§ **Instructions to follow**:
Every record should be repeated exactly, except that pictures are left out.

Source records:
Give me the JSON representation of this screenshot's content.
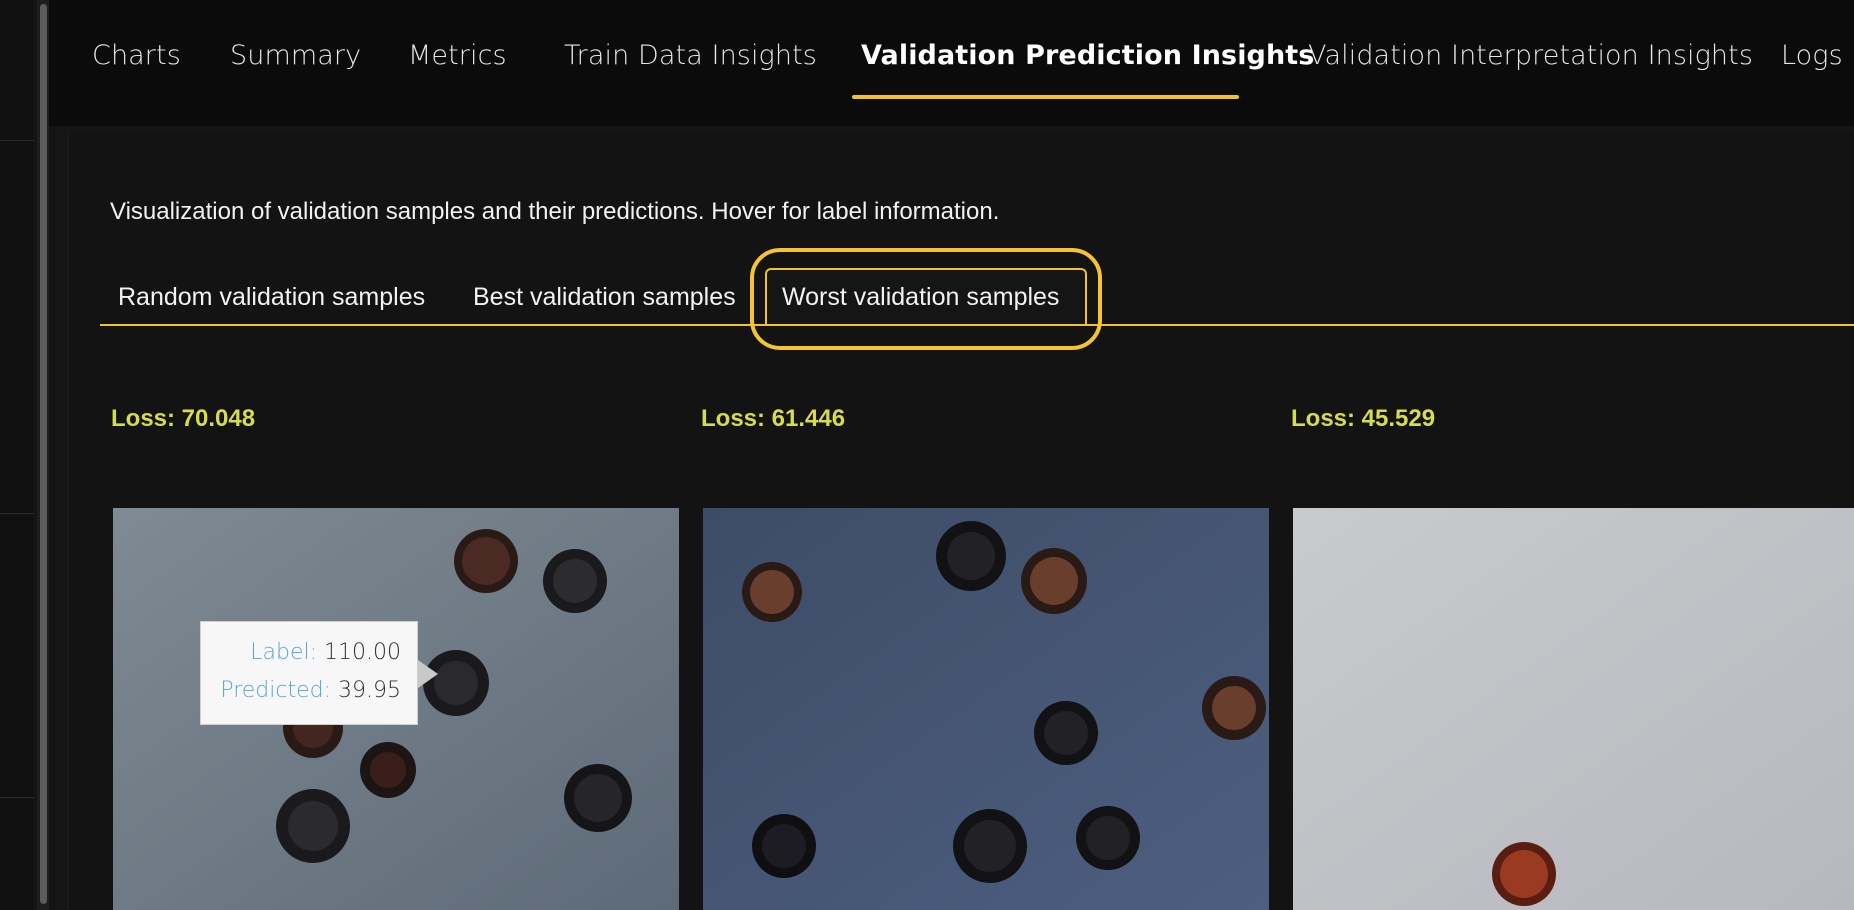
{
  "nav": {
    "tabs": [
      {
        "label": "Charts"
      },
      {
        "label": "Summary"
      },
      {
        "label": "Metrics"
      },
      {
        "label": "Train Data Insights"
      },
      {
        "label": "Validation Prediction Insights"
      },
      {
        "label": "Validation Interpretation Insights"
      },
      {
        "label": "Logs"
      }
    ],
    "active": "Validation Prediction Insights"
  },
  "description": "Visualization of validation samples and their predictions. Hover for label information.",
  "subtabs": [
    {
      "label": "Random validation samples"
    },
    {
      "label": "Best validation samples"
    },
    {
      "label": "Worst validation samples"
    }
  ],
  "active_subtab": "Worst validation samples",
  "samples": [
    {
      "loss": "Loss: 70.048"
    },
    {
      "loss": "Loss: 61.446"
    },
    {
      "loss": "Loss: 45.529"
    }
  ],
  "tooltip": {
    "label_key": "Label:",
    "label_value": "110.00",
    "predicted_key": "Predicted:",
    "predicted_value": "39.95"
  },
  "colors": {
    "accent": "#f1c12e",
    "loss_text": "#d5dc4e",
    "tooltip_key": "#5aa5d6"
  }
}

§ **In response**:
Give me the JSON representation of this screenshot's content.
{
  "nav": {
    "tabs": [
      {
        "label": "Charts"
      },
      {
        "label": "Summary"
      },
      {
        "label": "Metrics"
      },
      {
        "label": "Train Data Insights"
      },
      {
        "label": "Validation Prediction Insights"
      },
      {
        "label": "Validation Interpretation Insights"
      },
      {
        "label": "Logs"
      }
    ],
    "active": "Validation Prediction Insights"
  },
  "description": "Visualization of validation samples and their predictions. Hover for label information.",
  "subtabs": [
    {
      "label": "Random validation samples"
    },
    {
      "label": "Best validation samples"
    },
    {
      "label": "Worst validation samples"
    }
  ],
  "active_subtab": "Worst validation samples",
  "samples": [
    {
      "loss": "Loss: 70.048"
    },
    {
      "loss": "Loss: 61.446"
    },
    {
      "loss": "Loss: 45.529"
    }
  ],
  "tooltip": {
    "label_key": "Label:",
    "label_value": "110.00",
    "predicted_key": "Predicted:",
    "predicted_value": "39.95"
  },
  "colors": {
    "accent": "#f1c12e",
    "loss_text": "#d5dc4e",
    "tooltip_key": "#5aa5d6"
  }
}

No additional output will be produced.